#### CHALLENGE
Copy every line in which the string "tasks" occurs.

(Stored entries)
>> START

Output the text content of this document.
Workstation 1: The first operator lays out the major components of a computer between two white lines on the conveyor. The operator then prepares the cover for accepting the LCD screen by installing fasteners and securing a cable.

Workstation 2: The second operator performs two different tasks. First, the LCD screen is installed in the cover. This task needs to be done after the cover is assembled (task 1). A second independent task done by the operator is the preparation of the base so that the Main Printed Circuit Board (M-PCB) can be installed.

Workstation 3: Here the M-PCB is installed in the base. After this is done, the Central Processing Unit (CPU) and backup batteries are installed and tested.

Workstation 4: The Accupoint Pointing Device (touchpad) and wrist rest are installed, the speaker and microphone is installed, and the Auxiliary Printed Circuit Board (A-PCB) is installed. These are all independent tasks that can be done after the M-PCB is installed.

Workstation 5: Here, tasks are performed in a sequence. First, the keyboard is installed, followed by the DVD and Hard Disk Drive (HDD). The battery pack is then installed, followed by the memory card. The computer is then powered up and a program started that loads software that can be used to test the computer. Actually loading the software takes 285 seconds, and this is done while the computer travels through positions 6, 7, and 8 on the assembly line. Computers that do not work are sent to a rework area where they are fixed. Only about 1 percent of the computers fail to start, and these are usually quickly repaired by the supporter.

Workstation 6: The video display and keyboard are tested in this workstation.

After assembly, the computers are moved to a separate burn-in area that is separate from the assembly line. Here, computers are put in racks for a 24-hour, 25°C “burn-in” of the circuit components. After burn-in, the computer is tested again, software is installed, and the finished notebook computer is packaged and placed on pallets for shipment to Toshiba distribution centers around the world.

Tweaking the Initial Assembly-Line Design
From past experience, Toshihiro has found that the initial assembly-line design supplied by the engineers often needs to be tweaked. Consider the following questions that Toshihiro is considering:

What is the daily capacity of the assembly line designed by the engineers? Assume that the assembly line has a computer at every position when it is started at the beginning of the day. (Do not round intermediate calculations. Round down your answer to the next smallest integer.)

>> END

#### WRITTEN SOLUTION
Workstation 2: The second operator performs two different tasks. First, the LCD screen is installed in the cover. This task needs to be done after the cover is assembled (task 1). A second independent task done by the operator is the preparation of the base so that the Main Printed Circuit Board (M-PCB) can be installed.
Workstation 4: The Accupoint Pointing Device (touchpad) and wrist rest are installed, the speaker and microphone is installed, and the Auxiliary Printed Circuit Board (A-PCB) is installed. These are all independent tasks that can be done after the M-PCB is installed.
Workstation 5: Here, tasks are performed in a sequence. First, the keyboard is installed, followed by the DVD and Hard Disk Drive (HDD). The battery pack is then installed, followed by the memory card. The computer is then powered up and a program started that loads software that can be used to test the computer. Actually loading the software takes 285 seconds, and this is done while the computer travels through positions 6, 7, and 8 on the assembly line. Computers that do not work are sent to a rework area where they are fixed. Only about 1 percent of the computers fail to start, and these are usually quickly repaired by the supporter.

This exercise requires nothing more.